◆ Required task:
Could you print all the entries exactly?

# START OF Dataset content

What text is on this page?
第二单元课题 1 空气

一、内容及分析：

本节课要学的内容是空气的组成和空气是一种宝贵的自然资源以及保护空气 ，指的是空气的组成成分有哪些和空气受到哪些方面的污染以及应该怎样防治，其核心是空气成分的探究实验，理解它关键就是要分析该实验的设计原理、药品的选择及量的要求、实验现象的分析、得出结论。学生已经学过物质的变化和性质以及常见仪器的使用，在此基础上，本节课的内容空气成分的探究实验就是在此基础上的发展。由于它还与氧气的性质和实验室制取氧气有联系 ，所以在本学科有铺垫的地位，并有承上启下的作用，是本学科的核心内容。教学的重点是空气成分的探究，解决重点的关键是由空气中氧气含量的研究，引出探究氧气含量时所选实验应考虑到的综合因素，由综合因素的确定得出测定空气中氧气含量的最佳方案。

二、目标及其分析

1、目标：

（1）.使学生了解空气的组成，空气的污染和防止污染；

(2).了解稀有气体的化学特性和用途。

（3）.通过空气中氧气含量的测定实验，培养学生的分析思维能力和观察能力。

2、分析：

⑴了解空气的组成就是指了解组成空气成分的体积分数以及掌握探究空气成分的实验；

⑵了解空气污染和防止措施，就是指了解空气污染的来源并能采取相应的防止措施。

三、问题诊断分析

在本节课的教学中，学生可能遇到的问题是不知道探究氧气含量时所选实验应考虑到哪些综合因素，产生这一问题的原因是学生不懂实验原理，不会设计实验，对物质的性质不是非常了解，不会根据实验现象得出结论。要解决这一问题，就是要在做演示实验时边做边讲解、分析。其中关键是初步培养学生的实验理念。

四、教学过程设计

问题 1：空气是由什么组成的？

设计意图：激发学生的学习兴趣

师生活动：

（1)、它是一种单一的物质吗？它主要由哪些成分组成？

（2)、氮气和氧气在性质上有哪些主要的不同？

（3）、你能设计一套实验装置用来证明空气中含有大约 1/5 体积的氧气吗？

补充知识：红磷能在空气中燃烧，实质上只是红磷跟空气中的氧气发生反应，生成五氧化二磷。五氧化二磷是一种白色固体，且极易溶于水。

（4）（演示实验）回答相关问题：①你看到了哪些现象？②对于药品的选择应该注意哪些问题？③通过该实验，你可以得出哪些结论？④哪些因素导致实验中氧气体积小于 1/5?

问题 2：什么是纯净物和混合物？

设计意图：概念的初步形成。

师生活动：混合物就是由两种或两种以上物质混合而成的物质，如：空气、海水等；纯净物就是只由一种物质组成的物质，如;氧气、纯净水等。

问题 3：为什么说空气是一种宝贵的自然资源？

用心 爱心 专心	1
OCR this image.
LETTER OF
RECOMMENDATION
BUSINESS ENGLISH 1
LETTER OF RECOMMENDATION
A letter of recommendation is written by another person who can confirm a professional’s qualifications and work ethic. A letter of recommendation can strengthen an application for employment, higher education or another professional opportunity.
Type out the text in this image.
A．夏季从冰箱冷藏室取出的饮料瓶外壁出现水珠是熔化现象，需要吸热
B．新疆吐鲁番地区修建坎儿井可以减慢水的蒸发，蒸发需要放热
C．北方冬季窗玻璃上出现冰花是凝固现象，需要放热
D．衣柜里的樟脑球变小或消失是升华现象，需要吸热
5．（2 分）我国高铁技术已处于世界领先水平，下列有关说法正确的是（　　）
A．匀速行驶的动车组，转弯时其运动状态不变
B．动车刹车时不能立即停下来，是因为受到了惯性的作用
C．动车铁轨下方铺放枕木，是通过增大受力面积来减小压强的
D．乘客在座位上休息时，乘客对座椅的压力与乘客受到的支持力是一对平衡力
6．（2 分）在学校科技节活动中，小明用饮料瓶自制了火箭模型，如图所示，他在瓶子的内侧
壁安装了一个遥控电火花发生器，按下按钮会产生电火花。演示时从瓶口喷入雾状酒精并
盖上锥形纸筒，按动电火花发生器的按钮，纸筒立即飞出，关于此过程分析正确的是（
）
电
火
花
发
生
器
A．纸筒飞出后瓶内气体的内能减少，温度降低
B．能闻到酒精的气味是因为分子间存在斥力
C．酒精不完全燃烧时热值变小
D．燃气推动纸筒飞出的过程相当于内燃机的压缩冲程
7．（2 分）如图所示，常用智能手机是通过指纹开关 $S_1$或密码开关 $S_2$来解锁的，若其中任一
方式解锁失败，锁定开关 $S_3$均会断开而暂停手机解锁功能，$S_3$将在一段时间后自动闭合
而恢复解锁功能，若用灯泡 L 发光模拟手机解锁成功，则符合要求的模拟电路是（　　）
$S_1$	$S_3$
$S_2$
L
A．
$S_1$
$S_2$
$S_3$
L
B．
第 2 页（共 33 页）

# END OF Dataset content

◆ Reply to the task:
What text is on this page?
第二单元课题 1 空气

一、内容及分析：

本节课要学的内容是空气的组成和空气是一种宝贵的自然资源以及保护空气 ，指的是空气的组成成分有哪些和空气受到哪些方面的污染以及应该怎样防治，其核心是空气成分的探究实验，理解它关键就是要分析该实验的设计原理、药品的选择及量的要求、实验现象的分析、得出结论。学生已经学过物质的变化和性质以及常见仪器的使用，在此基础上，本节课的内容空气成分的探究实验就是在此基础上的发展。由于它还与氧气的性质和实验室制取氧气有联系 ，所以在本学科有铺垫的地位，并有承上启下的作用，是本学科的核心内容。教学的重点是空气成分的探究，解决重点的关键是由空气中氧气含量的研究，引出探究氧气含量时所选实验应考虑到的综合因素，由综合因素的确定得出测定空气中氧气含量的最佳方案。

二、目标及其分析

1、目标：

（1）.使学生了解空气的组成，空气的污染和防止污染；

(2).了解稀有气体的化学特性和用途。

（3）.通过空气中氧气含量的测定实验，培养学生的分析思维能力和观察能力。

2、分析：

⑴了解空气的组成就是指了解组成空气成分的体积分数以及掌握探究空气成分的实验；

⑵了解空气污染和防止措施，就是指了解空气污染的来源并能采取相应的防止措施。

三、问题诊断分析

在本节课的教学中，学生可能遇到的问题是不知道探究氧气含量时所选实验应考虑到哪些综合因素，产生这一问题的原因是学生不懂实验原理，不会设计实验，对物质的性质不是非常了解，不会根据实验现象得出结论。要解决这一问题，就是要在做演示实验时边做边讲解、分析。其中关键是初步培养学生的实验理念。

四、教学过程设计

问题 1：空气是由什么组成的？

设计意图：激发学生的学习兴趣

师生活动：

（1)、它是一种单一的物质吗？它主要由哪些成分组成？

（2)、氮气和氧气在性质上有哪些主要的不同？

（3）、你能设计一套实验装置用来证明空气中含有大约 1/5 体积的氧气吗？

补充知识：红磷能在空气中燃烧，实质上只是红磷跟空气中的氧气发生反应，生成五氧化二磷。五氧化二磷是一种白色固体，且极易溶于水。

（4）（演示实验）回答相关问题：①你看到了哪些现象？②对于药品的选择应该注意哪些问题？③通过该实验，你可以得出哪些结论？④哪些因素导致实验中氧气体积小于 1/5?

问题 2：什么是纯净物和混合物？

设计意图：概念的初步形成。

师生活动：混合物就是由两种或两种以上物质混合而成的物质，如：空气、海水等；纯净物就是只由一种物质组成的物质，如;氧气、纯净水等。

问题 3：为什么说空气是一种宝贵的自然资源？

用心 爱心 专心	1
OCR this image.
LETTER OF
RECOMMENDATION
BUSINESS ENGLISH 1
LETTER OF RECOMMENDATION
A letter of recommendation is written by another person who can confirm a professional’s qualifications and work ethic. A letter of recommendation can strengthen an application for employment, higher education or another professional opportunity.
Type out the text in this image.
A．夏季从冰箱冷藏室取出的饮料瓶外壁出现水珠是熔化现象，需要吸热
B．新疆吐鲁番地区修建坎儿井可以减慢水的蒸发，蒸发需要放热
C．北方冬季窗玻璃上出现冰花是凝固现象，需要放热
D．衣柜里的樟脑球变小或消失是升华现象，需要吸热
5．（2 分）我国高铁技术已处于世界领先水平，下列有关说法正确的是（　　）
A．匀速行驶的动车组，转弯时其运动状态不变
B．动车刹车时不能立即停下来，是因为受到了惯性的作用
C．动车铁轨下方铺放枕木，是通过增大受力面积来减小压强的
D．乘客在座位上休息时，乘客对座椅的压力与乘客受到的支持力是一对平衡力
6．（2 分）在学校科技节活动中，小明用饮料瓶自制了火箭模型，如图所示，他在瓶子的内侧
壁安装了一个遥控电火花发生器，按下按钮会产生电火花。演示时从瓶口喷入雾状酒精并
盖上锥形纸筒，按动电火花发生器的按钮，纸筒立即飞出，关于此过程分析正确的是（
）
电
火
花
发
生
器
A．纸筒飞出后瓶内气体的内能减少，温度降低
B．能闻到酒精的气味是因为分子间存在斥力
C．酒精不完全燃烧时热值变小
D．燃气推动纸筒飞出的过程相当于内燃机的压缩冲程
7．（2 分）如图所示，常用智能手机是通过指纹开关 $S_1$或密码开关 $S_2$来解锁的，若其中任一
方式解锁失败，锁定开关 $S_3$均会断开而暂停手机解锁功能，$S_3$将在一段时间后自动闭合
而恢复解锁功能，若用灯泡 L 发光模拟手机解锁成功，则符合要求的模拟电路是（　　）
$S_1$	$S_3$
$S_2$
L
A．
$S_1$
$S_2$
$S_3$
L
B．
第 2 页（共 33 页）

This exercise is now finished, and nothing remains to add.